Stated exercise → The answer is one number: how many lines hold the string "common".

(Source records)
:::::
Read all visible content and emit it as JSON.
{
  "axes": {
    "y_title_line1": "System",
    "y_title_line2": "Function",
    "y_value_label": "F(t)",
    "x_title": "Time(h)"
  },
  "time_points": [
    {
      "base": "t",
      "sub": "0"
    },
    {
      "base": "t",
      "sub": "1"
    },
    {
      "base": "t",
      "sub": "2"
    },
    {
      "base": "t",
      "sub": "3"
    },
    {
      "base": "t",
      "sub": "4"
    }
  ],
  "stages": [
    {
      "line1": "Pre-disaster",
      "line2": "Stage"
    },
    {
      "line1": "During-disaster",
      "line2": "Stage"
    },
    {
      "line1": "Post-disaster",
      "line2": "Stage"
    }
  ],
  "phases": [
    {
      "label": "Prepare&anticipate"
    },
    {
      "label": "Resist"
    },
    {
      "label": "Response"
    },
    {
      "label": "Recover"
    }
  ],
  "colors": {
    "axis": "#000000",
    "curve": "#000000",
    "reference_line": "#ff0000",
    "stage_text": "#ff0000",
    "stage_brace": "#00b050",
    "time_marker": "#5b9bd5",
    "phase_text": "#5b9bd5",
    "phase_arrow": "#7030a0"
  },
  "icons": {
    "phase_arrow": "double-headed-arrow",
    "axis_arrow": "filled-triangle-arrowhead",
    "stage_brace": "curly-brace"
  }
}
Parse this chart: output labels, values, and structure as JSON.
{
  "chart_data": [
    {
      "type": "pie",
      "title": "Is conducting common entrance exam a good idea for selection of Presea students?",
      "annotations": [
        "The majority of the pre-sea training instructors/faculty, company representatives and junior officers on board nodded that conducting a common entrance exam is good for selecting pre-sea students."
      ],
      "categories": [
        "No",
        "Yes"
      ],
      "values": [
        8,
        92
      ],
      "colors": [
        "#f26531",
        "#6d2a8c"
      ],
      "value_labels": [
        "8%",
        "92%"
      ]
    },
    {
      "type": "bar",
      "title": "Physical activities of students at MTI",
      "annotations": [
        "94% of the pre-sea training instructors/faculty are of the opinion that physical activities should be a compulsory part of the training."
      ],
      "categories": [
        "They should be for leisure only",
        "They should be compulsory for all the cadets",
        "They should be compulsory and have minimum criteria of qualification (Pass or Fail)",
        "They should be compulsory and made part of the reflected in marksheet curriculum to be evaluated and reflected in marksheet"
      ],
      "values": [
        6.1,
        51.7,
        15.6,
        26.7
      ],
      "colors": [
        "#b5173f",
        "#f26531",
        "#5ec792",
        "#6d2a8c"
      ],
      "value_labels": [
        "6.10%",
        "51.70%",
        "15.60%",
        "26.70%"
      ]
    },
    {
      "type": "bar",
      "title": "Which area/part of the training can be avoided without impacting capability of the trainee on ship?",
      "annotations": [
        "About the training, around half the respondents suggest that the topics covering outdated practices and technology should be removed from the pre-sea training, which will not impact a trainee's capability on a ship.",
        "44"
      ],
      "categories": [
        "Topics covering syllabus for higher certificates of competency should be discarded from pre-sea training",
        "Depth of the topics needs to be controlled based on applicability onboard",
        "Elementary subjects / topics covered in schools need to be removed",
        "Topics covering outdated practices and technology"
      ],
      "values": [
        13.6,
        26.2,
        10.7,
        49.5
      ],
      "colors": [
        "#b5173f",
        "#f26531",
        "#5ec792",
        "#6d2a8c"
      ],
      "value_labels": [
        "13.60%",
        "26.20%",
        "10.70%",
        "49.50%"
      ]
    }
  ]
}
:::::
Solved problem → 2